## TASK BRIEF
Show all lines of the listing that hold the word "Exercise".

========================================

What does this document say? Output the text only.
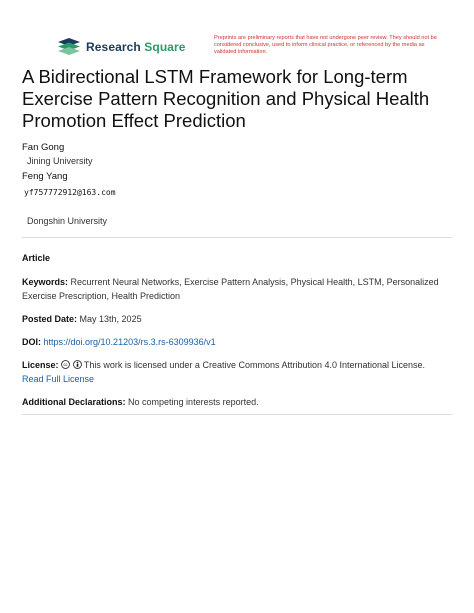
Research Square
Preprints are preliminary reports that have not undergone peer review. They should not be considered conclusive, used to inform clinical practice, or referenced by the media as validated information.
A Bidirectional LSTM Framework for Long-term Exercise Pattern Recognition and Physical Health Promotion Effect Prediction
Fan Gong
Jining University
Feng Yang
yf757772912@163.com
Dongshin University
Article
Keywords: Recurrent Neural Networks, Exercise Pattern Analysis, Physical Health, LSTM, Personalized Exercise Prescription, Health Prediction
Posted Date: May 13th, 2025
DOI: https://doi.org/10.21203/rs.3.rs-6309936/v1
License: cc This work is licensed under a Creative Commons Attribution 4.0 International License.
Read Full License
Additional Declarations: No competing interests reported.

========================================

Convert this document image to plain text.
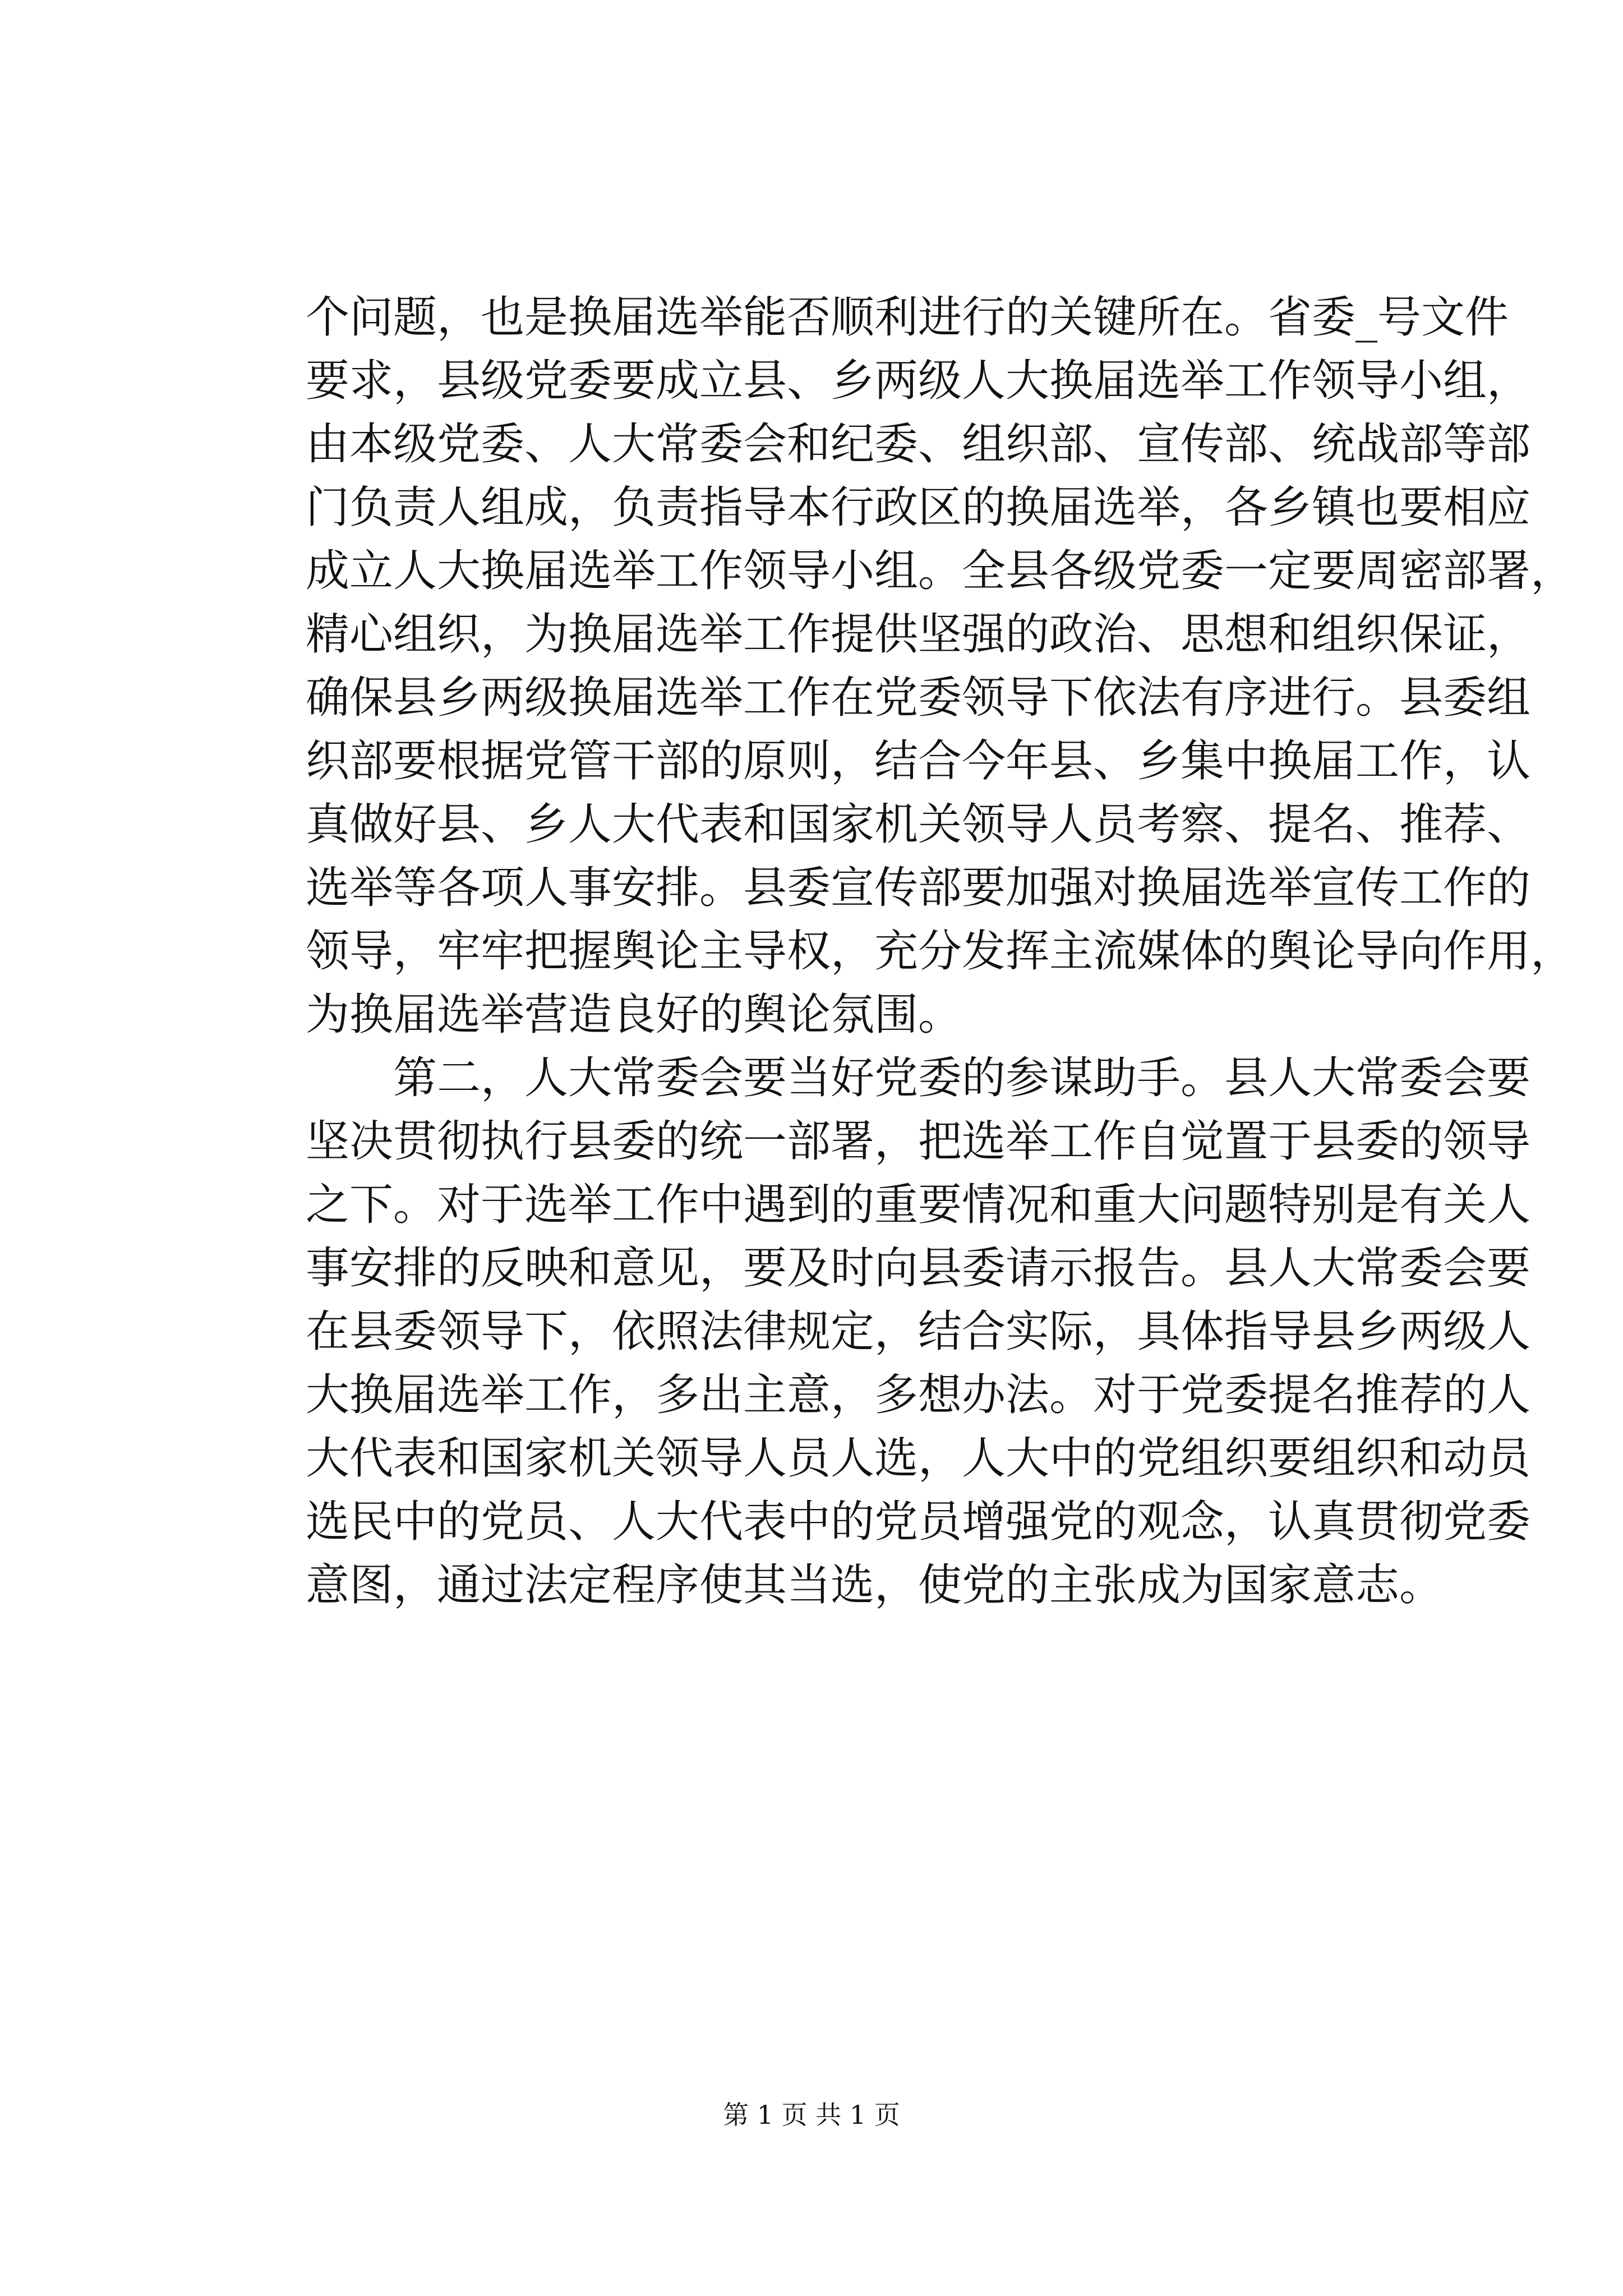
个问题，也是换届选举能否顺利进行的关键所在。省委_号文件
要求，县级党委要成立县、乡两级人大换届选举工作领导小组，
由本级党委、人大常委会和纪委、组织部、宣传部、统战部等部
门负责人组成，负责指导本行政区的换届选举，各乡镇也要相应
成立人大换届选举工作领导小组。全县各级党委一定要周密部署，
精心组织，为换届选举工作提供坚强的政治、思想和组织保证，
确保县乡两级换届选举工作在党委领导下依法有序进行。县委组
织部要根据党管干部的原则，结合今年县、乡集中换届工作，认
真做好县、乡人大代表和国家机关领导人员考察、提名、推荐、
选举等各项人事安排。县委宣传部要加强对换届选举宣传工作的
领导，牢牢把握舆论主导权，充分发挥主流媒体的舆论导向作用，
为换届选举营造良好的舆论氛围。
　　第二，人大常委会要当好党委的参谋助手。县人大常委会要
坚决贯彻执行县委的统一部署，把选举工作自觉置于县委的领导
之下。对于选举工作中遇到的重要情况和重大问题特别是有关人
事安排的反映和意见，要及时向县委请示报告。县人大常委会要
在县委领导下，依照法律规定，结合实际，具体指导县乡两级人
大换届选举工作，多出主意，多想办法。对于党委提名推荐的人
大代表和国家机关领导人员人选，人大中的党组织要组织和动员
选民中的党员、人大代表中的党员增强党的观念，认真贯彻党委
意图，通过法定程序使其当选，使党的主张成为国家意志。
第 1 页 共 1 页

========================================

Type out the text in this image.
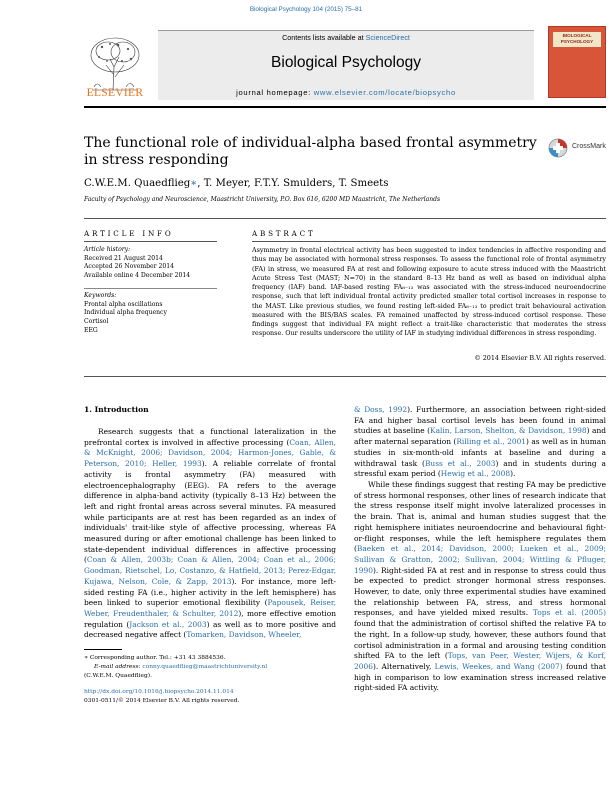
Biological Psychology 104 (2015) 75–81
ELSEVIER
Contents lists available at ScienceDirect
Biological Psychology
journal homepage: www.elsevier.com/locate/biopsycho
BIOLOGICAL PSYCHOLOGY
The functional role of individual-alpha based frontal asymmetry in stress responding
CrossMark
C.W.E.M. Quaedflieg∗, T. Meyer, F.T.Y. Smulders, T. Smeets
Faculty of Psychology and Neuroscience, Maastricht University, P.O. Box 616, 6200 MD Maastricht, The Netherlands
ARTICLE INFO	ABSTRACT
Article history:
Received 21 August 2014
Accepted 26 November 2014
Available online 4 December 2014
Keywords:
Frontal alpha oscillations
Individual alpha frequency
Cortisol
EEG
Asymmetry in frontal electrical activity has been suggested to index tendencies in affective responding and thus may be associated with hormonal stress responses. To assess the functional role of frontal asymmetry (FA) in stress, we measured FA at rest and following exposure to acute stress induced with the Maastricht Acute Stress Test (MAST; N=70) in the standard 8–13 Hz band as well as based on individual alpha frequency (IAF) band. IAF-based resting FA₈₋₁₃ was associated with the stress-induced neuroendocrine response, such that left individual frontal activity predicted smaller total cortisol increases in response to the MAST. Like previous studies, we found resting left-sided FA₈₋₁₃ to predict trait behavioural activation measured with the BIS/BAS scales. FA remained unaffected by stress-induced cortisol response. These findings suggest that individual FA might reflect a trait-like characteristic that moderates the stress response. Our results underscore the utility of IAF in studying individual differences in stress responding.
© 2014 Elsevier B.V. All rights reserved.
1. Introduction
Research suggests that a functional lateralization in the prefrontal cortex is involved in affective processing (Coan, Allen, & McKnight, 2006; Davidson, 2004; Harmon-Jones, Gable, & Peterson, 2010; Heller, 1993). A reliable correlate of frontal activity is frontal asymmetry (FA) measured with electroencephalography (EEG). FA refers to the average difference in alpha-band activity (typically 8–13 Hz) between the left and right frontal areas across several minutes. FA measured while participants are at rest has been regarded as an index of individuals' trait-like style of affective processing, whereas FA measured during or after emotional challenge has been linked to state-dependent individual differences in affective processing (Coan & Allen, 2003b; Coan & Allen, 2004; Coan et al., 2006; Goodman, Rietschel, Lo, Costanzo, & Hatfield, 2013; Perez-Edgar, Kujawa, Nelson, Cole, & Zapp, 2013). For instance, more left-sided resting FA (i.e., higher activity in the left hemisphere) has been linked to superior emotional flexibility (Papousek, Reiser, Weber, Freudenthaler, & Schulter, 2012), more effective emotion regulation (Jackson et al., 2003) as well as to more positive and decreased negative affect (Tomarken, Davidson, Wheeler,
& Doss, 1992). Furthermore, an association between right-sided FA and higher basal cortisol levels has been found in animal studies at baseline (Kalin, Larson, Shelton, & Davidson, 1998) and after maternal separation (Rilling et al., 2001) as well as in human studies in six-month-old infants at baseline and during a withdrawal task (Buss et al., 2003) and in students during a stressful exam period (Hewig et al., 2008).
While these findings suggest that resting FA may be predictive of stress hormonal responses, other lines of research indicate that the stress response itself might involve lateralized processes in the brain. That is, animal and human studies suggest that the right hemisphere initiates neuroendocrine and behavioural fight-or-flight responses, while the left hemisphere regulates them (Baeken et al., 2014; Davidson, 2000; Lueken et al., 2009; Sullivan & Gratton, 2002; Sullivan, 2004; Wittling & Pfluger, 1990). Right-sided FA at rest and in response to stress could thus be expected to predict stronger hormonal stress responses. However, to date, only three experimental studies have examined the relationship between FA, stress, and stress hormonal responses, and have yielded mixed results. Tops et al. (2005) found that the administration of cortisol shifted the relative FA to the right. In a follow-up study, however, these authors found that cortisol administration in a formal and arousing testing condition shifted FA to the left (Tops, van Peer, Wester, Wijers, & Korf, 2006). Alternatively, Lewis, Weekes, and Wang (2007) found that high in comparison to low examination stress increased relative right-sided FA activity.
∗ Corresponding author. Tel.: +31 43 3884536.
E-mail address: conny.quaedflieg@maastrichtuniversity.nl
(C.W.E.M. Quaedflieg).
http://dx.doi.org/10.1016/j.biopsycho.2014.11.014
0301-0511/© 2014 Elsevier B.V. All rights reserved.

========================================

## REPLY
A Bidirectional LSTM Framework for Long-term Exercise Pattern Recognition and Physical Health Promotion Effect Prediction
Keywords: Recurrent Neural Networks, Exercise Pattern Analysis, Physical Health, LSTM, Personalized Exercise Prescription, Health Prediction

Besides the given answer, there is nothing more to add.